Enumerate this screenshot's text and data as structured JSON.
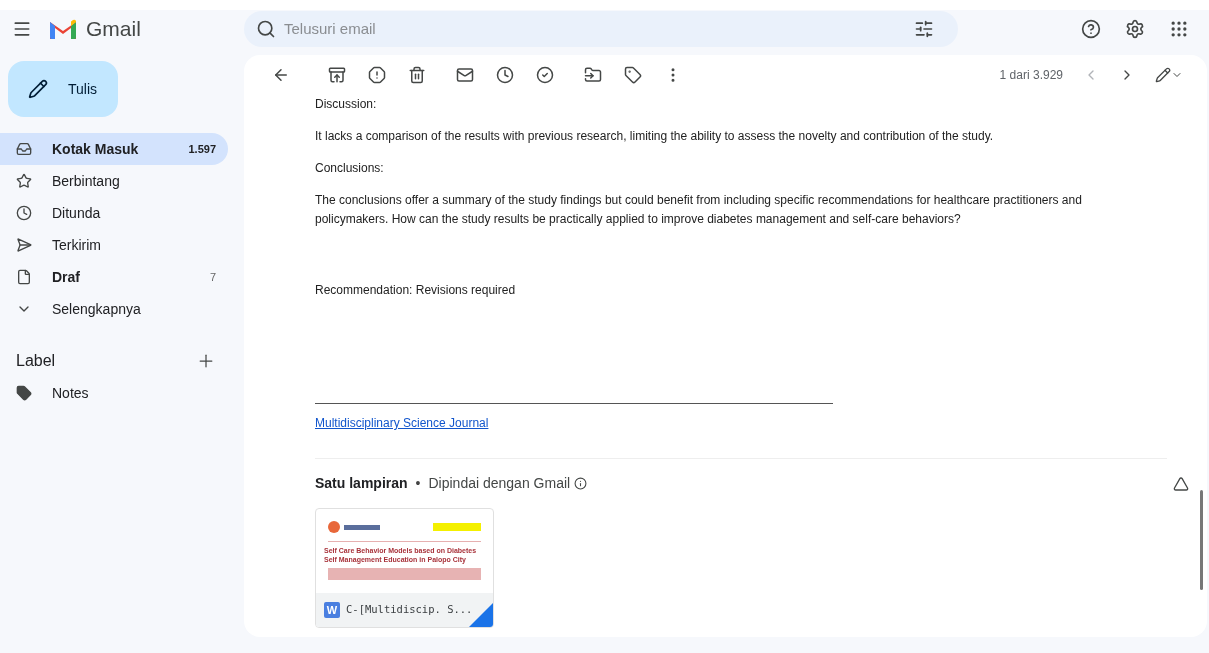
{
  "app": {
    "name": "Gmail"
  },
  "search": {
    "placeholder": "Telusuri email"
  },
  "compose": {
    "label": "Tulis"
  },
  "sidebar": {
    "items": [
      {
        "label": "Kotak Masuk",
        "count": "1.597",
        "selected": true,
        "bold": true
      },
      {
        "label": "Berbintang",
        "selected": false,
        "bold": false
      },
      {
        "label": "Ditunda",
        "selected": false,
        "bold": false
      },
      {
        "label": "Terkirim",
        "selected": false,
        "bold": false
      },
      {
        "label": "Draf",
        "count": "7",
        "selected": false,
        "bold": true
      },
      {
        "label": "Selengkapnya",
        "selected": false,
        "bold": false
      }
    ],
    "labels_heading": "Label",
    "labels": [
      {
        "label": "Notes"
      }
    ]
  },
  "toolbar": {
    "pager": "1 dari 3.929"
  },
  "message": {
    "paragraphs": [
      {
        "kind": "heading",
        "text": "Discussion:"
      },
      {
        "kind": "text",
        "text": "It lacks a comparison of the results with previous research, limiting the ability to assess the novelty and contribution of the study."
      },
      {
        "kind": "heading",
        "text": "Conclusions:"
      },
      {
        "kind": "text",
        "text": "The conclusions offer a summary of the study findings but could benefit from including specific recommendations for healthcare practitioners and policymakers. How can the study results be practically applied to improve diabetes management and self-care behaviors?"
      },
      {
        "kind": "gap",
        "text": "Recommendation: Revisions required"
      }
    ],
    "signature_link": "Multidisciplinary Science Journal"
  },
  "attachments": {
    "title": "Satu lampiran",
    "separator": "•",
    "scan_note": "Dipindai dengan Gmail",
    "files": [
      {
        "name": "C-[Multidiscip. S...",
        "type_letter": "W",
        "doc_title": "Self Care Behavior Models based on Diabetes Self Management Education in Palopo City"
      }
    ]
  }
}
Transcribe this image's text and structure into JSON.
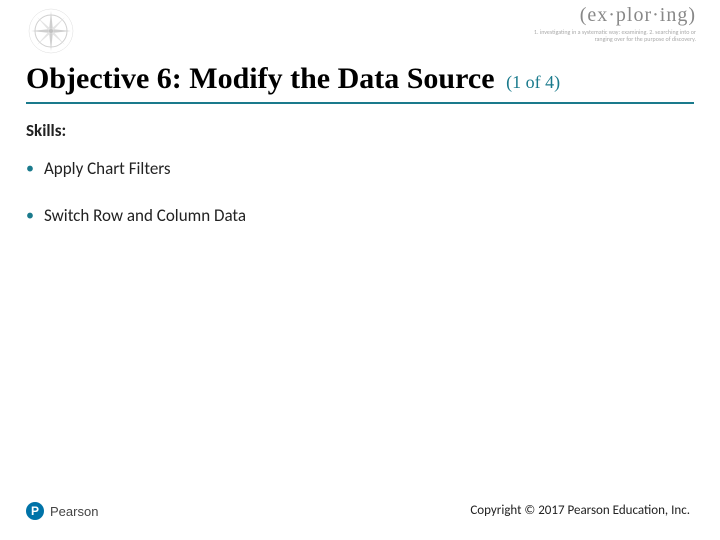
{
  "brand": {
    "main": "(ex·plor·ing)",
    "sub": "1. investigating in a systematic way: examining. 2. searching into or ranging over for the purpose of discovery."
  },
  "title": {
    "main": "Objective 6: Modify the Data Source",
    "count": "(1 of 4)"
  },
  "skills_label": "Skills:",
  "bullets": [
    "Apply Chart Filters",
    "Switch Row and Column Data"
  ],
  "footer": {
    "logo_letter": "P",
    "logo_text": "Pearson",
    "copyright": "Copyright © 2017 Pearson Education, Inc."
  }
}
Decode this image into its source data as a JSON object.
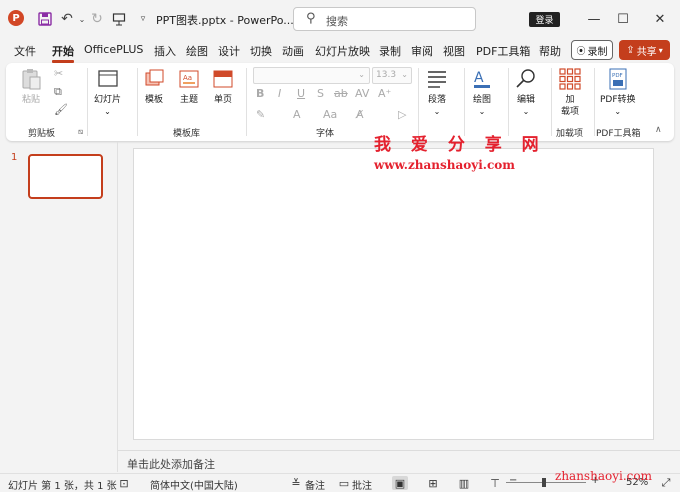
{
  "app": {
    "logo_letter": "P",
    "doc_title": "PPT图表.pptx - PowerPo..."
  },
  "search": {
    "placeholder": "搜索"
  },
  "titlebar": {
    "login": "登录",
    "minimize": "—",
    "maximize": "☐",
    "close": "✕"
  },
  "menu": {
    "tabs": [
      "文件",
      "开始",
      "OfficePLUS",
      "插入",
      "绘图",
      "设计",
      "切换",
      "动画",
      "幻灯片放映",
      "录制",
      "审阅",
      "视图",
      "PDF工具箱",
      "帮助"
    ],
    "active": "开始",
    "record_label": "录制",
    "share_label": "共享"
  },
  "ribbon": {
    "clipboard": {
      "paste": "粘贴",
      "group": "剪贴板"
    },
    "slides_btn": "幻灯片",
    "template": {
      "items": [
        "模板",
        "主题",
        "单页"
      ],
      "group": "模板库"
    },
    "font": {
      "size": "13.3",
      "group": "字体",
      "aa_label": "Aa"
    },
    "paragraph": "段落",
    "drawing": "绘图",
    "editing": "编辑",
    "addins": {
      "btn_line1": "加",
      "btn_line2": "载项",
      "group": "加载项"
    },
    "pdf": {
      "btn": "PDF转换",
      "group": "PDF工具箱",
      "icon_text": "PDF"
    }
  },
  "slides_panel": {
    "number": "1"
  },
  "notes": {
    "placeholder": "单击此处添加备注"
  },
  "watermark": {
    "title": "我 爱 分 享 网",
    "url": "www.zhanshaoyi.com",
    "corner": "zhanshaoyi.com"
  },
  "status": {
    "slide_info": "幻灯片 第 1 张，共 1 张",
    "language": "简体中文(中国大陆)",
    "notes": "备注",
    "comments": "批注",
    "zoom": "52%"
  },
  "colors": {
    "accent": "#c43e1c",
    "watermark": "#e4212e"
  }
}
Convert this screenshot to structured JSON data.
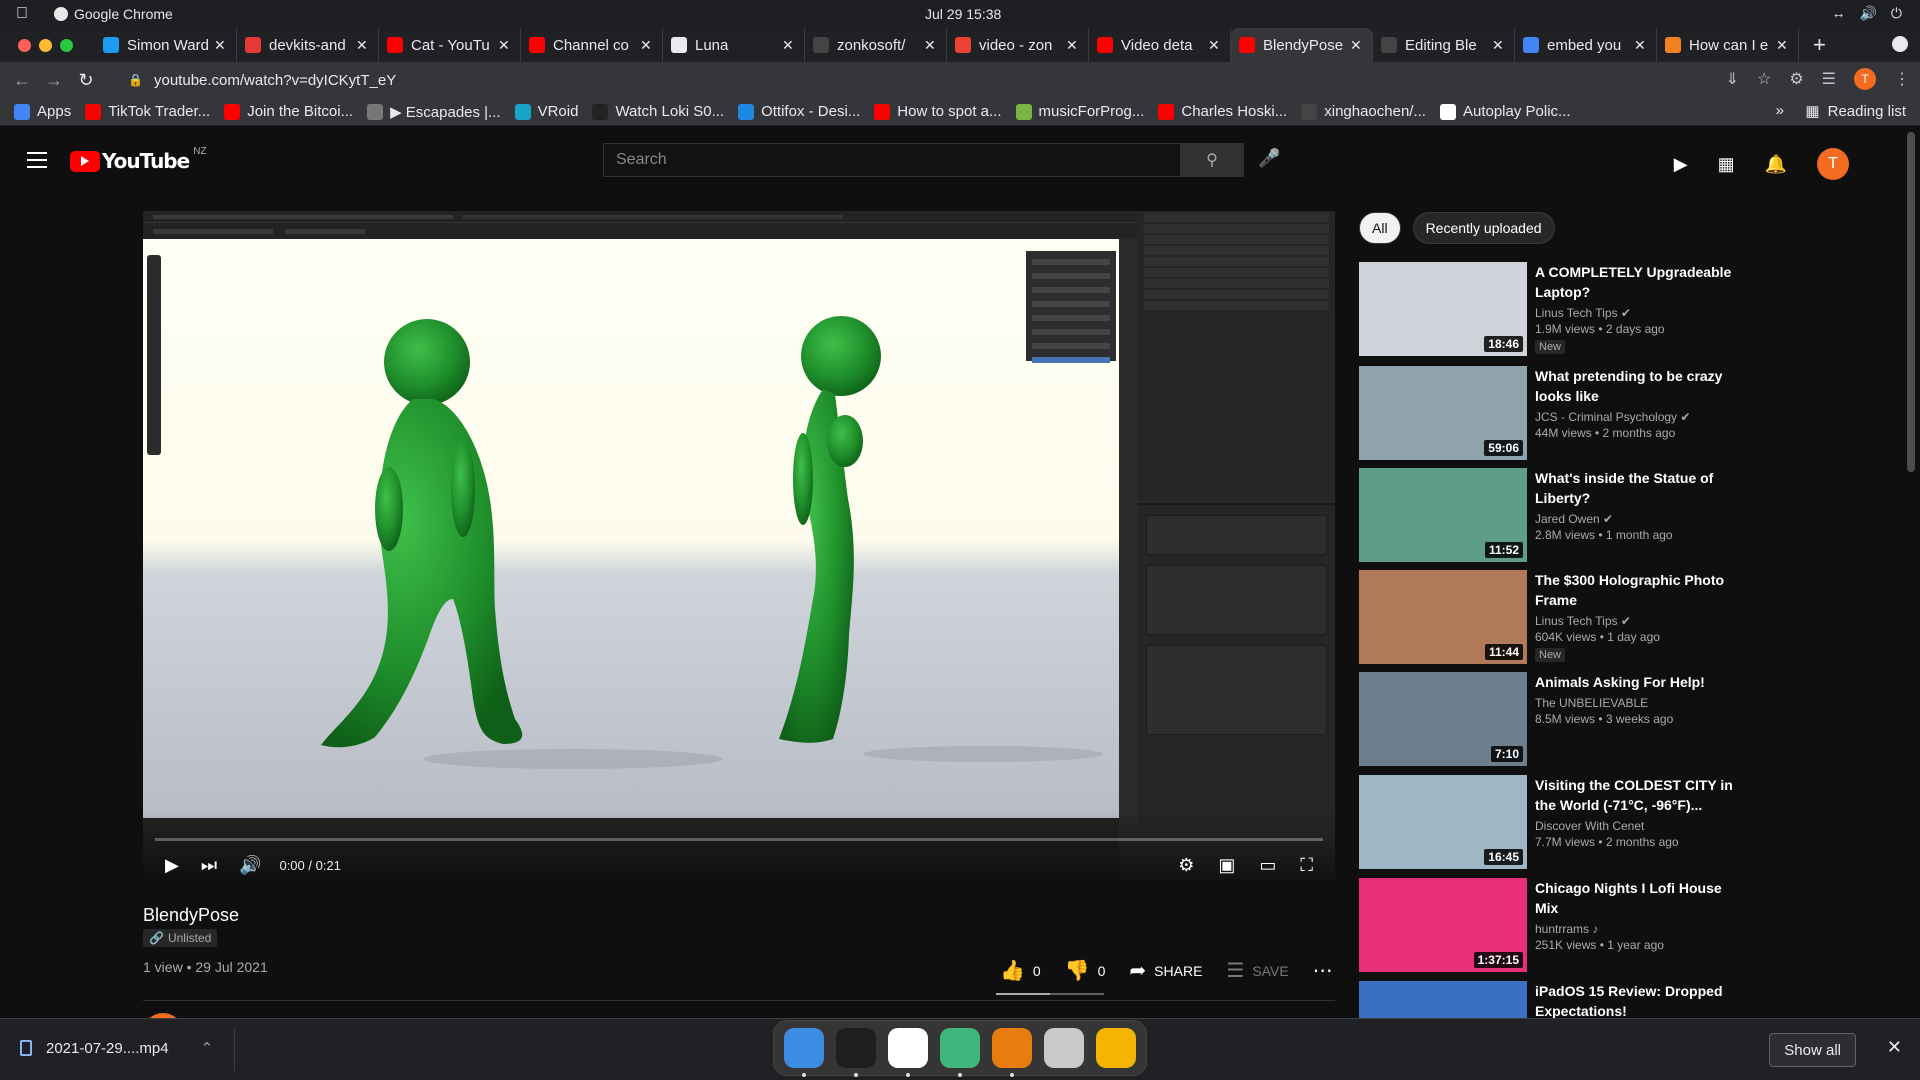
{
  "menubar": {
    "app_name": "Google Chrome",
    "clock": "Jul 29  15:38"
  },
  "tabs": [
    {
      "title": "Simon Ward",
      "color": "#1d9bf0"
    },
    {
      "title": "devkits-and",
      "color": "#e53935"
    },
    {
      "title": "Cat - YouTu",
      "color": "#ff0000"
    },
    {
      "title": "Channel co",
      "color": "#ff0000"
    },
    {
      "title": "Luna",
      "color": "#e8eaed"
    },
    {
      "title": "zonkosoft/",
      "color": "#444444"
    },
    {
      "title": "video - zon",
      "color": "#ea4335"
    },
    {
      "title": "Video deta",
      "color": "#ff0000"
    },
    {
      "title": "BlendyPose",
      "color": "#ff0000",
      "active": true
    },
    {
      "title": "Editing Ble",
      "color": "#444444"
    },
    {
      "title": "embed you",
      "color": "#4285f4"
    },
    {
      "title": "How can I e",
      "color": "#f48024"
    }
  ],
  "address": {
    "url": "youtube.com/watch?v=dyICKytT_eY",
    "profile_initial": "T"
  },
  "bookmarks": [
    {
      "label": "Apps",
      "color": "#4285f4"
    },
    {
      "label": "TikTok Trader...",
      "color": "#ff0000"
    },
    {
      "label": "Join the Bitcoi...",
      "color": "#ff0000"
    },
    {
      "label": "▶ Escapades |...",
      "color": "#777777"
    },
    {
      "label": "VRoid",
      "color": "#1aa3c9"
    },
    {
      "label": "Watch Loki S0...",
      "color": "#222222"
    },
    {
      "label": "Ottifox - Desi...",
      "color": "#1e88e5"
    },
    {
      "label": "How to spot a...",
      "color": "#ff0000"
    },
    {
      "label": "musicForProg...",
      "color": "#7cb342"
    },
    {
      "label": "Charles Hoski...",
      "color": "#ff0000"
    },
    {
      "label": "xinghaochen/...",
      "color": "#444444"
    },
    {
      "label": "Autoplay Polic...",
      "color": "#ffffff"
    }
  ],
  "bookmarks_more": "»",
  "reading_list": "Reading list",
  "youtube": {
    "logo": "YouTube",
    "country": "NZ",
    "search_placeholder": "Search",
    "avatar_initial": "T"
  },
  "player": {
    "time": "0:00 / 0:21",
    "progress": 0.0
  },
  "video": {
    "title": "BlendyPose",
    "visibility": "Unlisted",
    "meta": "1 view • 29 Jul 2021",
    "likes": "0",
    "dislikes": "0",
    "share": "SHARE",
    "save": "SAVE"
  },
  "chips": [
    {
      "label": "All",
      "selected": true
    },
    {
      "label": "Recently uploaded",
      "selected": false
    }
  ],
  "recommendations": [
    {
      "title": "A COMPLETELY Upgradeable Laptop?",
      "channel": "Linus Tech Tips",
      "verified": true,
      "stats": "1.9M views • 2 days ago",
      "badge": "New",
      "duration": "18:46",
      "thumb": "#cfd4da"
    },
    {
      "title": "What pretending to be crazy looks like",
      "channel": "JCS - Criminal Psychology",
      "verified": true,
      "stats": "44M views • 2 months ago",
      "badge": "",
      "duration": "59:06",
      "thumb": "#8fa3ad"
    },
    {
      "title": "What's inside the Statue of Liberty?",
      "channel": "Jared Owen",
      "verified": true,
      "stats": "2.8M views • 1 month ago",
      "badge": "",
      "duration": "11:52",
      "thumb": "#5e9e86"
    },
    {
      "title": "The $300 Holographic Photo Frame",
      "channel": "Linus Tech Tips",
      "verified": true,
      "stats": "604K views • 1 day ago",
      "badge": "New",
      "duration": "11:44",
      "thumb": "#b07a5a"
    },
    {
      "title": "Animals Asking For Help!",
      "channel": "The UNBELIEVABLE",
      "verified": false,
      "stats": "8.5M views • 3 weeks ago",
      "badge": "",
      "duration": "7:10",
      "thumb": "#6d7f8c"
    },
    {
      "title": "Visiting the COLDEST CITY in the World (-71°C, -96°F)...",
      "channel": "Discover With Cenet",
      "verified": false,
      "stats": "7.7M views • 2 months ago",
      "badge": "",
      "duration": "16:45",
      "thumb": "#9fb6c4"
    },
    {
      "title": "Chicago Nights I Lofi House Mix",
      "channel": "huntrrams ♪",
      "verified": false,
      "stats": "251K views • 1 year ago",
      "badge": "",
      "duration": "1:37:15",
      "thumb": "#e8307a"
    },
    {
      "title": "iPadOS 15 Review: Dropped Expectations!",
      "channel": "",
      "verified": false,
      "stats": "",
      "badge": "",
      "duration": "",
      "thumb": "#3a6fc4"
    }
  ],
  "download": {
    "filename": "2021-07-29....mp4",
    "show_all": "Show all"
  },
  "dock": [
    {
      "name": "finder",
      "color": "#3d8ce4",
      "running": true
    },
    {
      "name": "terminal",
      "color": "#1e1e1e",
      "running": true
    },
    {
      "name": "chrome",
      "color": "#ffffff",
      "running": true
    },
    {
      "name": "atom",
      "color": "#3fb67c",
      "running": true
    },
    {
      "name": "blender",
      "color": "#e87d0d",
      "running": true
    },
    {
      "name": "trash",
      "color": "#c9c9c9",
      "running": false
    },
    {
      "name": "launchpad",
      "color": "#f4b400",
      "running": false
    }
  ]
}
........
* **Exercise task**: Pick out the lines containing the word "Education" and show them.

* **Result of the exercise**:
        "doc_title": "Self Care Behavior Models based on Diabetes Self Management Education in Palopo City"
    "copyright": "Copyright © 2017 Pearson Education, Inc."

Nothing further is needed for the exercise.